EXERCISE AIM:
Locate the lines of the listing below that hold "size", then copy each of them.

SOURCE MATERIAL:
---*---

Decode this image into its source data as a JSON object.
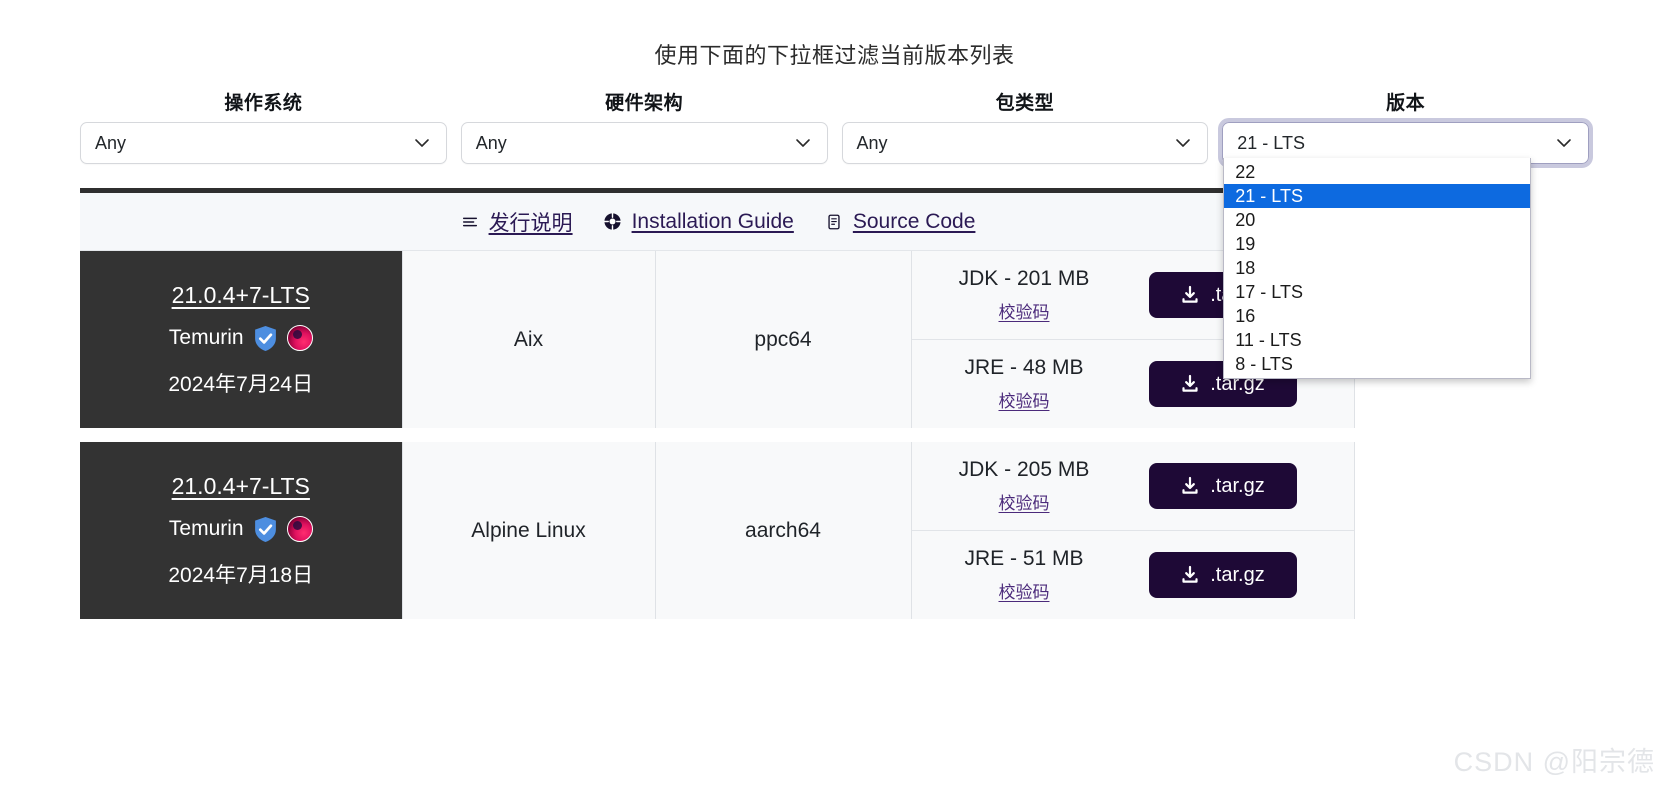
{
  "heading": "使用下面的下拉框过滤当前版本列表",
  "filters": [
    {
      "label": "操作系统",
      "value": "Any",
      "name": "os"
    },
    {
      "label": "硬件架构",
      "value": "Any",
      "name": "arch"
    },
    {
      "label": "包类型",
      "value": "Any",
      "name": "package-type"
    },
    {
      "label": "版本",
      "value": "21 - LTS",
      "name": "version"
    }
  ],
  "version_dropdown": {
    "open": true,
    "selected": "21 - LTS",
    "options": [
      "22",
      "21 - LTS",
      "20",
      "19",
      "18",
      "17 - LTS",
      "16",
      "11 - LTS",
      "8 - LTS"
    ]
  },
  "doc_links": [
    {
      "icon": "release-notes-icon",
      "label": "发行说明"
    },
    {
      "icon": "installation-guide-icon",
      "label": "Installation Guide"
    },
    {
      "icon": "source-code-icon",
      "label": "Source Code"
    }
  ],
  "table": {
    "rows": [
      {
        "version": "21.0.4+7-LTS",
        "vendor": "Temurin",
        "date": "2024年7月24日",
        "os": "Aix",
        "arch": "ppc64",
        "packages": [
          {
            "size": "JDK - 201 MB",
            "checksum": "校验码",
            "download": ".tar.gz"
          },
          {
            "size": "JRE - 48 MB",
            "checksum": "校验码",
            "download": ".tar.gz"
          }
        ]
      },
      {
        "version": "21.0.4+7-LTS",
        "vendor": "Temurin",
        "date": "2024年7月18日",
        "os": "Alpine Linux",
        "arch": "aarch64",
        "packages": [
          {
            "size": "JDK - 205 MB",
            "checksum": "校验码",
            "download": ".tar.gz"
          },
          {
            "size": "JRE - 51 MB",
            "checksum": "校验码",
            "download": ".tar.gz"
          }
        ]
      }
    ]
  },
  "watermark": "CSDN @阳宗德",
  "colors": {
    "selected_option_bg": "#0d6ae0",
    "dark_cell_bg": "#333333",
    "download_button_bg": "#1e0936",
    "link_purple": "#2b1a54"
  }
}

---*---

TASK RESULT:
            "size": "JDK - 201 MB",
            "size": "JRE - 48 MB",
            "size": "JDK - 205 MB",
            "size": "JRE - 51 MB",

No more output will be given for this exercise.